Scan the lines below for the string "name" and copy every one that has it.

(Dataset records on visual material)

★ ★ ★ ★ ★ ★ ★

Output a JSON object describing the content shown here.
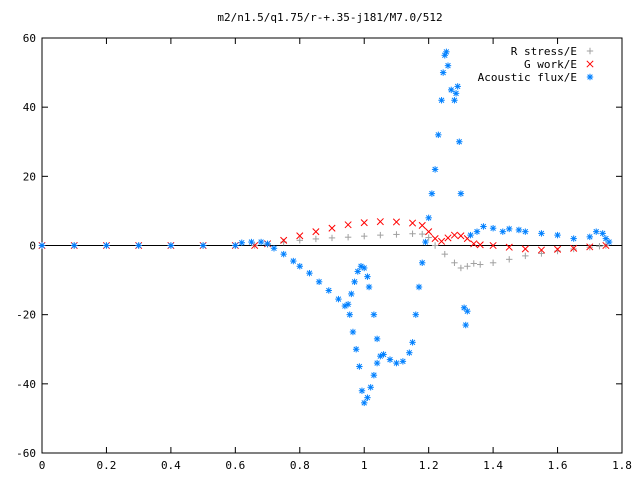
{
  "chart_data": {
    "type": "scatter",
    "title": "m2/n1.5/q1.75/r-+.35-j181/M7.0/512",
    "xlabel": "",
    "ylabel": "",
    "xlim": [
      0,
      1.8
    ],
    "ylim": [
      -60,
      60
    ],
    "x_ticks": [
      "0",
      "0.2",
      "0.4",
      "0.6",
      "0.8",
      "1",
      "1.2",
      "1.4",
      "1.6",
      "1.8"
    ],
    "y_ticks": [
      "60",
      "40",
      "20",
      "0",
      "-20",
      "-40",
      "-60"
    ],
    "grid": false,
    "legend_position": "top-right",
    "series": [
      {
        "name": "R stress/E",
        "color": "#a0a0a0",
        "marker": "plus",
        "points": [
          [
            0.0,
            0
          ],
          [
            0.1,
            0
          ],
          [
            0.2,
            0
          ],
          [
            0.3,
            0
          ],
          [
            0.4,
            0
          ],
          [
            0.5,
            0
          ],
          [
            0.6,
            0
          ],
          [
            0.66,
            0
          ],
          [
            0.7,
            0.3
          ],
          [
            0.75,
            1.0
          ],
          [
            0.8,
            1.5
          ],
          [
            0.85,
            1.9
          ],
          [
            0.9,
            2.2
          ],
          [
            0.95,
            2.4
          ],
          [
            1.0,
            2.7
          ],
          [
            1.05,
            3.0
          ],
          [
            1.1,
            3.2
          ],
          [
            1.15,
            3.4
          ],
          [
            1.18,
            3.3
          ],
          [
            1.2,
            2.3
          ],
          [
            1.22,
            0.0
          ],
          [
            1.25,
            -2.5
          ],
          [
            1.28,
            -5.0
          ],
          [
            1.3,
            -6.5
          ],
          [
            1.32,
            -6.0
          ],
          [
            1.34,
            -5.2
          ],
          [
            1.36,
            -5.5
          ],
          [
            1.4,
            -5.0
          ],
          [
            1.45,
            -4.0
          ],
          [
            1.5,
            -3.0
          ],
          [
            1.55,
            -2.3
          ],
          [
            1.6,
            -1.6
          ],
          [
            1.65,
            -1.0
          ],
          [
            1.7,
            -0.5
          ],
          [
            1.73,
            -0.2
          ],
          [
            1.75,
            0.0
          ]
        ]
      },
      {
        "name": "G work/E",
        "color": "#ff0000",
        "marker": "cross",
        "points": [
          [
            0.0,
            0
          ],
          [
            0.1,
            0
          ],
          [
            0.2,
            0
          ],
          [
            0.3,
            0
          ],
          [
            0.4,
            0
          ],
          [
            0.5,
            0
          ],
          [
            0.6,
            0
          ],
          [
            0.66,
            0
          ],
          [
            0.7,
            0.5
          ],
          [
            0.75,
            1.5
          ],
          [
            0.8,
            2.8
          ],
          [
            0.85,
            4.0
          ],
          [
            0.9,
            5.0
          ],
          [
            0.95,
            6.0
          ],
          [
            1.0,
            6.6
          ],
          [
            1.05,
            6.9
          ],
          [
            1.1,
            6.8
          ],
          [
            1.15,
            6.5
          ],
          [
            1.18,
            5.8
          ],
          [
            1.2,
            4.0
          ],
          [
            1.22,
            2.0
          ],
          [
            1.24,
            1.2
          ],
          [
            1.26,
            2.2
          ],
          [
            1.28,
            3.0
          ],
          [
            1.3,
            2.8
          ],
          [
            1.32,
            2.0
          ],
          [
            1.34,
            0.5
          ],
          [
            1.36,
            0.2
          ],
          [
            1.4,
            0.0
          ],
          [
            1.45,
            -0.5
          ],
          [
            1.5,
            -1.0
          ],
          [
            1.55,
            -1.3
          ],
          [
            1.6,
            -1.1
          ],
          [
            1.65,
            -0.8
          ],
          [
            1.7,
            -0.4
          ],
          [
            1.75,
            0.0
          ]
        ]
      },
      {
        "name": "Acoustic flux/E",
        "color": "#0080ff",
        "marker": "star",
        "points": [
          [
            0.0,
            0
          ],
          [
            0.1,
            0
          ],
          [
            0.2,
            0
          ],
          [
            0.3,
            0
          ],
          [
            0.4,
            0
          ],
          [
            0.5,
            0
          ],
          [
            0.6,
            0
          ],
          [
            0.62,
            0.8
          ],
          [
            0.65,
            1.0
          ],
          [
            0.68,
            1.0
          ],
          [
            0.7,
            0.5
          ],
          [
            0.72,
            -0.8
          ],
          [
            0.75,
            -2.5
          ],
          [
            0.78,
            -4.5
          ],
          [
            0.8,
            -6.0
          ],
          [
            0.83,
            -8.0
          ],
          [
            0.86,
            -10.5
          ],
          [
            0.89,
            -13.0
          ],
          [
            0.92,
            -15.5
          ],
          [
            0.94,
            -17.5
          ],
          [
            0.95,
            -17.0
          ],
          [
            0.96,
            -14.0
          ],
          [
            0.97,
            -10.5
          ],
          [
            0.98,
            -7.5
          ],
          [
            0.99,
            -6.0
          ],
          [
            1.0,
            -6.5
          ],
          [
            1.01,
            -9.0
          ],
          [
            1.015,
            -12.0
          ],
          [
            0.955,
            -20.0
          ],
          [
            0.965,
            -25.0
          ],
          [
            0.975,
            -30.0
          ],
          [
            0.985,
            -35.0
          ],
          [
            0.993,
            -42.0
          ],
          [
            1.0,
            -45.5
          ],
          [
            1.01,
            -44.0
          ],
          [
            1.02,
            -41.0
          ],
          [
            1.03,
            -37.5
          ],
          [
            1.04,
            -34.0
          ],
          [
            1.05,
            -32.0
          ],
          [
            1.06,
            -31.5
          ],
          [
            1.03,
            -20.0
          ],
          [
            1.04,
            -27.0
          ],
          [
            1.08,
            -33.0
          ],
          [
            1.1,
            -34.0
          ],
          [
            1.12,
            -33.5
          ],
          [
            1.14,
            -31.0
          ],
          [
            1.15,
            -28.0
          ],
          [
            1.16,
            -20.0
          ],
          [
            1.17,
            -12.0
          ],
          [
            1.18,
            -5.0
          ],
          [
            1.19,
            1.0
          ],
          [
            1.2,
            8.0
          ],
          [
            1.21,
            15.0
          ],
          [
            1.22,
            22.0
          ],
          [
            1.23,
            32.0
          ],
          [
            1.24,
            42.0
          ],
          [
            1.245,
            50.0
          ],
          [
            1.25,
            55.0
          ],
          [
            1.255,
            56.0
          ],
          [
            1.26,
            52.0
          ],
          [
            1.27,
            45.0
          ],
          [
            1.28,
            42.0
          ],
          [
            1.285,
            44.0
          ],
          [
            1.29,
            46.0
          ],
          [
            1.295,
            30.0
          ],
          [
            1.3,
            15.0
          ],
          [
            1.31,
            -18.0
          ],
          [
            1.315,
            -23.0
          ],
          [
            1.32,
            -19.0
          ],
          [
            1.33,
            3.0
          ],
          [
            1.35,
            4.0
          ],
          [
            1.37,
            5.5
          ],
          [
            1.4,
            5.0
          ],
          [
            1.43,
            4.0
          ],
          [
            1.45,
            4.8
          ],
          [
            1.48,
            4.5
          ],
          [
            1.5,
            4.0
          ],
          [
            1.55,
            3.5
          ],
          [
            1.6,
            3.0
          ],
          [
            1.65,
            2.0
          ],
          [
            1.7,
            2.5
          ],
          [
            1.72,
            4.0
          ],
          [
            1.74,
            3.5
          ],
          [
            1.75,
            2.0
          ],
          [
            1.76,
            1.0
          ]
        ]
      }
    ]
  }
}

★ ★ ★ ★ ★ ★ ★

> **Task answer**:
        "name": "R stress/E",
        "name": "G work/E",
        "name": "Acoustic flux/E",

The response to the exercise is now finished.